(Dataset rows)

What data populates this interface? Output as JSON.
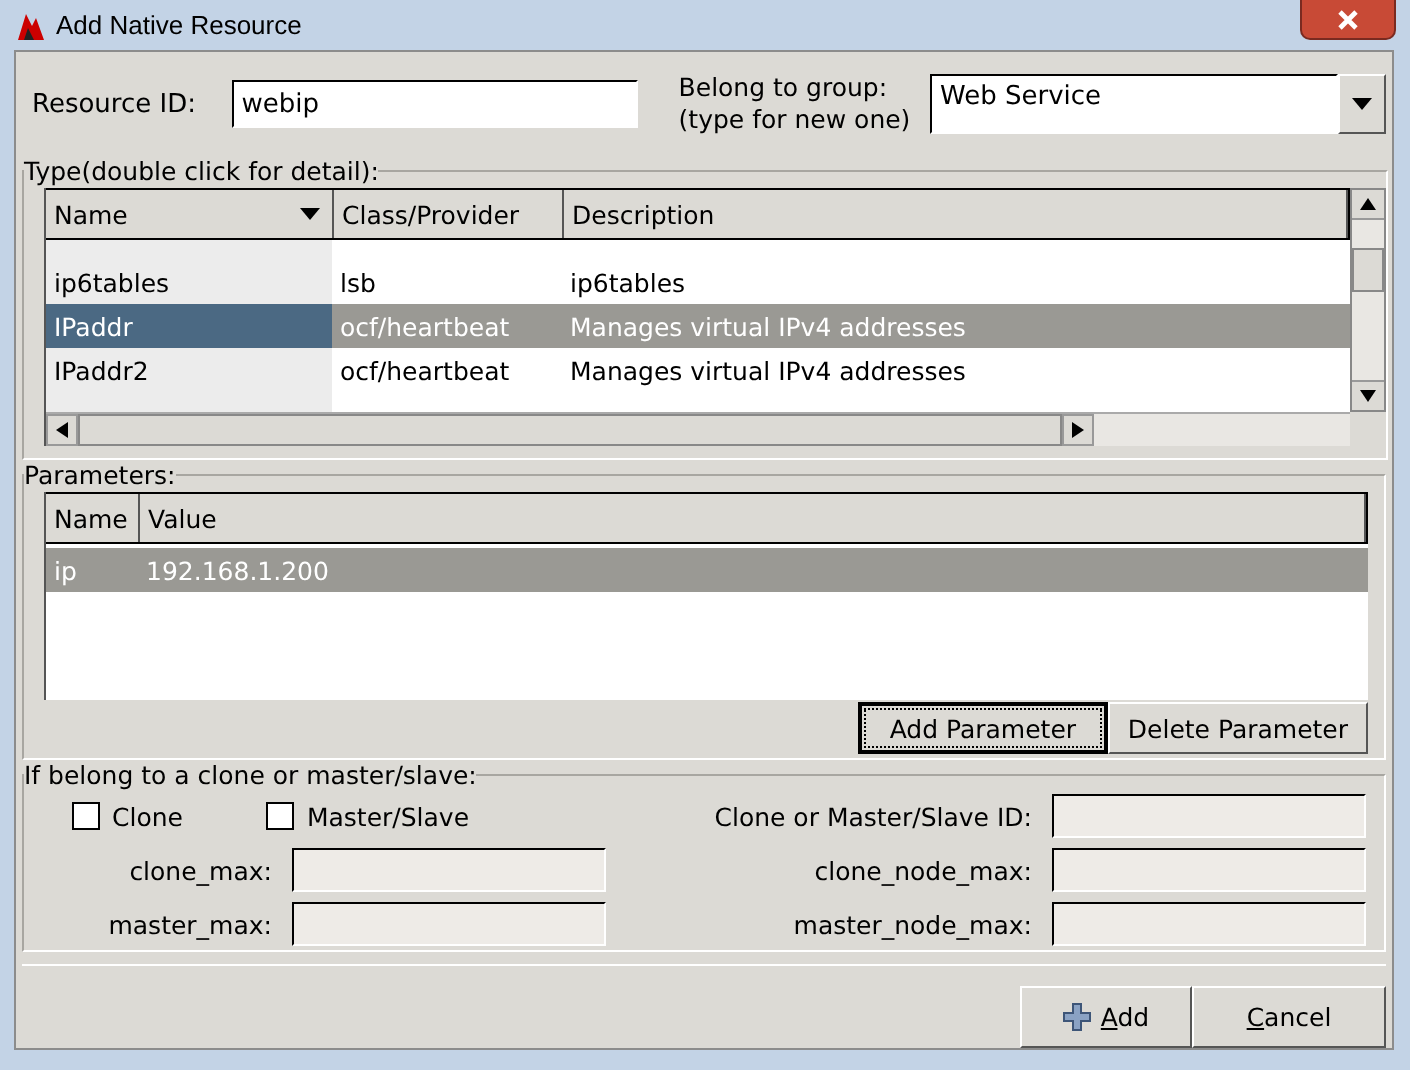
{
  "window": {
    "title": "Add Native Resource"
  },
  "resource_id": {
    "label": "Resource ID:",
    "value": "webip"
  },
  "group": {
    "label": "Belong to group:",
    "hint": "(type for new one)",
    "value": "Web Service"
  },
  "type_panel": {
    "title": "Type(double click for detail):",
    "columns": [
      "Name",
      "Class/Provider",
      "Description"
    ],
    "rows": [
      {
        "name": "ip6tables",
        "provider": "lsb",
        "description": "ip6tables",
        "selected": false
      },
      {
        "name": "IPaddr",
        "provider": "ocf/heartbeat",
        "description": "Manages virtual IPv4 addresses",
        "selected": true
      },
      {
        "name": "IPaddr2",
        "provider": "ocf/heartbeat",
        "description": "Manages virtual IPv4 addresses",
        "selected": false
      }
    ]
  },
  "parameters": {
    "title": "Parameters:",
    "columns": [
      "Name",
      "Value"
    ],
    "rows": [
      {
        "name": "ip",
        "value": "192.168.1.200",
        "selected": true
      }
    ],
    "buttons": [
      "Add Parameter",
      "Delete Parameter"
    ]
  },
  "clone_panel": {
    "title": "If belong to a clone or master/slave:",
    "checkboxes": [
      {
        "label": "Clone",
        "checked": false
      },
      {
        "label": "Master/Slave",
        "checked": false
      }
    ],
    "id_label": "Clone or Master/Slave ID:",
    "fields": [
      {
        "label": "clone_max:"
      },
      {
        "label": "clone_node_max:"
      },
      {
        "label": "master_max:"
      },
      {
        "label": "master_node_max:"
      }
    ]
  },
  "buttons": [
    {
      "kind": "add",
      "label": "Add"
    },
    {
      "kind": "cancel",
      "label": "Cancel"
    }
  ]
}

_Problem details_:
Without the pictures, write out all of the material exactly.

_Response for this exercise_:
What data populates this interface? Output as JSON.
{
  "window": {
    "title": "Add Native Resource"
  },
  "resource_id": {
    "label": "Resource ID:",
    "value": "webip"
  },
  "group": {
    "label": "Belong to group:",
    "hint": "(type for new one)",
    "value": "Web Service"
  },
  "type_panel": {
    "title": "Type(double click for detail):",
    "columns": [
      "Name",
      "Class/Provider",
      "Description"
    ],
    "rows": [
      {
        "name": "ip6tables",
        "provider": "lsb",
        "description": "ip6tables",
        "selected": false
      },
      {
        "name": "IPaddr",
        "provider": "ocf/heartbeat",
        "description": "Manages virtual IPv4 addresses",
        "selected": true
      },
      {
        "name": "IPaddr2",
        "provider": "ocf/heartbeat",
        "description": "Manages virtual IPv4 addresses",
        "selected": false
      }
    ]
  },
  "parameters": {
    "title": "Parameters:",
    "columns": [
      "Name",
      "Value"
    ],
    "rows": [
      {
        "name": "ip",
        "value": "192.168.1.200",
        "selected": true
      }
    ],
    "buttons": [
      "Add Parameter",
      "Delete Parameter"
    ]
  },
  "clone_panel": {
    "title": "If belong to a clone or master/slave:",
    "checkboxes": [
      {
        "label": "Clone",
        "checked": false
      },
      {
        "label": "Master/Slave",
        "checked": false
      }
    ],
    "id_label": "Clone or Master/Slave ID:",
    "fields": [
      {
        "label": "clone_max:"
      },
      {
        "label": "clone_node_max:"
      },
      {
        "label": "master_max:"
      },
      {
        "label": "master_node_max:"
      }
    ]
  },
  "buttons": [
    {
      "kind": "add",
      "label": "Add"
    },
    {
      "kind": "cancel",
      "label": "Cancel"
    }
  ]
}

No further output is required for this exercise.